### EXERCISE REQUIREMENTS
In the listing below, count the lines with "Armeos" and report only the figure.
____
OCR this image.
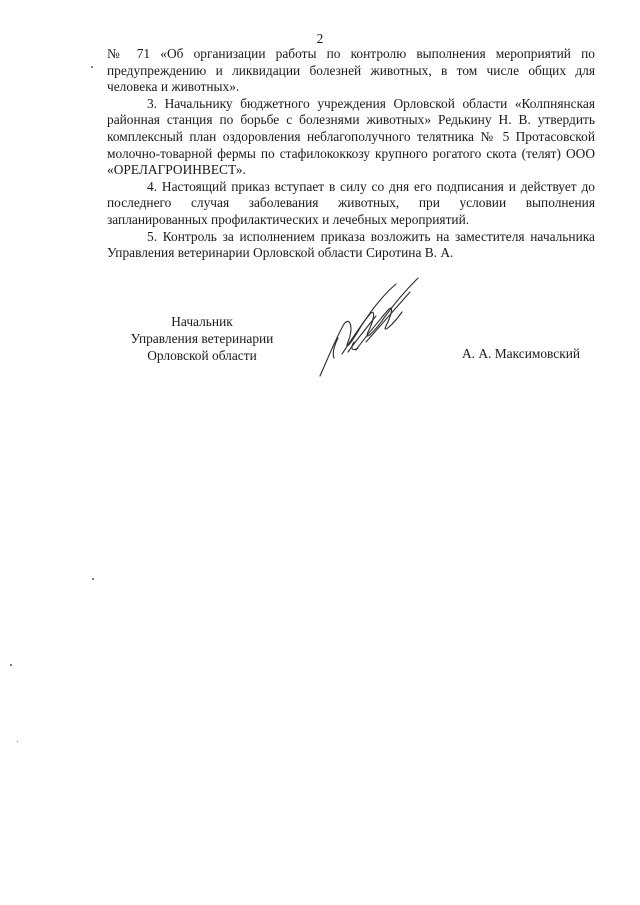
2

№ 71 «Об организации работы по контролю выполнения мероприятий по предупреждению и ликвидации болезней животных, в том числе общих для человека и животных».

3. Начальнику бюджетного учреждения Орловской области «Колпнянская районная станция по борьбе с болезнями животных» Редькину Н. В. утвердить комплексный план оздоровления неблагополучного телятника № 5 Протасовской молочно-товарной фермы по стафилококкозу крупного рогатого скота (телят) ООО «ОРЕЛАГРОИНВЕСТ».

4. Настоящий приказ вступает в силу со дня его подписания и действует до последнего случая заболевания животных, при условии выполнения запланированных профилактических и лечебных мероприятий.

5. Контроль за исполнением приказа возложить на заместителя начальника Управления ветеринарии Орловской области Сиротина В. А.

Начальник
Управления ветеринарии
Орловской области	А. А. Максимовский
____
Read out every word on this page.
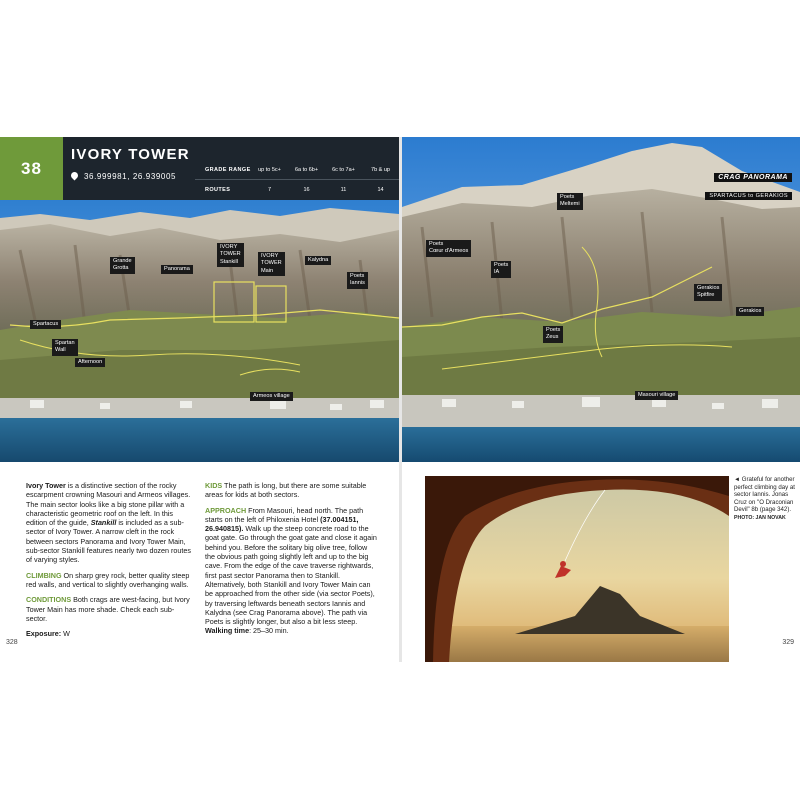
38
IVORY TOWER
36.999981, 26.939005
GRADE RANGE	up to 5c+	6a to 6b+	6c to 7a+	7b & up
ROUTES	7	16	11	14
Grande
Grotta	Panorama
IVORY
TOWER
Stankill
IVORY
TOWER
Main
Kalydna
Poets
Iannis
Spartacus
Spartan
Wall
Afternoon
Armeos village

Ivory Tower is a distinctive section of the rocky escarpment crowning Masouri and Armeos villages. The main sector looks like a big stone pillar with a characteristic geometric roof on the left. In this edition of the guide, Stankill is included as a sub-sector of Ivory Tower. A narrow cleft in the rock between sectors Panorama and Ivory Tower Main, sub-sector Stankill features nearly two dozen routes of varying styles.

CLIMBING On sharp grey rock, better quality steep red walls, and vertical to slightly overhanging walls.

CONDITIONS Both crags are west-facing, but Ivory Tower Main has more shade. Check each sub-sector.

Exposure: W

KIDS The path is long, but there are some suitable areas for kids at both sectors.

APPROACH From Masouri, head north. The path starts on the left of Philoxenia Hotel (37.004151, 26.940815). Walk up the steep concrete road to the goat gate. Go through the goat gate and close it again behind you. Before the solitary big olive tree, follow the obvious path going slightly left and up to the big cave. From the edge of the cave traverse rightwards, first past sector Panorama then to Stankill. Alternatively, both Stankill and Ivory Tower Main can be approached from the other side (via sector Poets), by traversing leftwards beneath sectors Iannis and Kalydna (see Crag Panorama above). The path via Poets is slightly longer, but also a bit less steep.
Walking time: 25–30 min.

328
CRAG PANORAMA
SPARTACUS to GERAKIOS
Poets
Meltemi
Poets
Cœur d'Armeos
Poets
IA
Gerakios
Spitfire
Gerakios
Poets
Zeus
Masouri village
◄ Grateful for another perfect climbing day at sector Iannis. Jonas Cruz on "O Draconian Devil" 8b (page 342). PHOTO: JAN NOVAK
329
____
### FINISHED TASK
3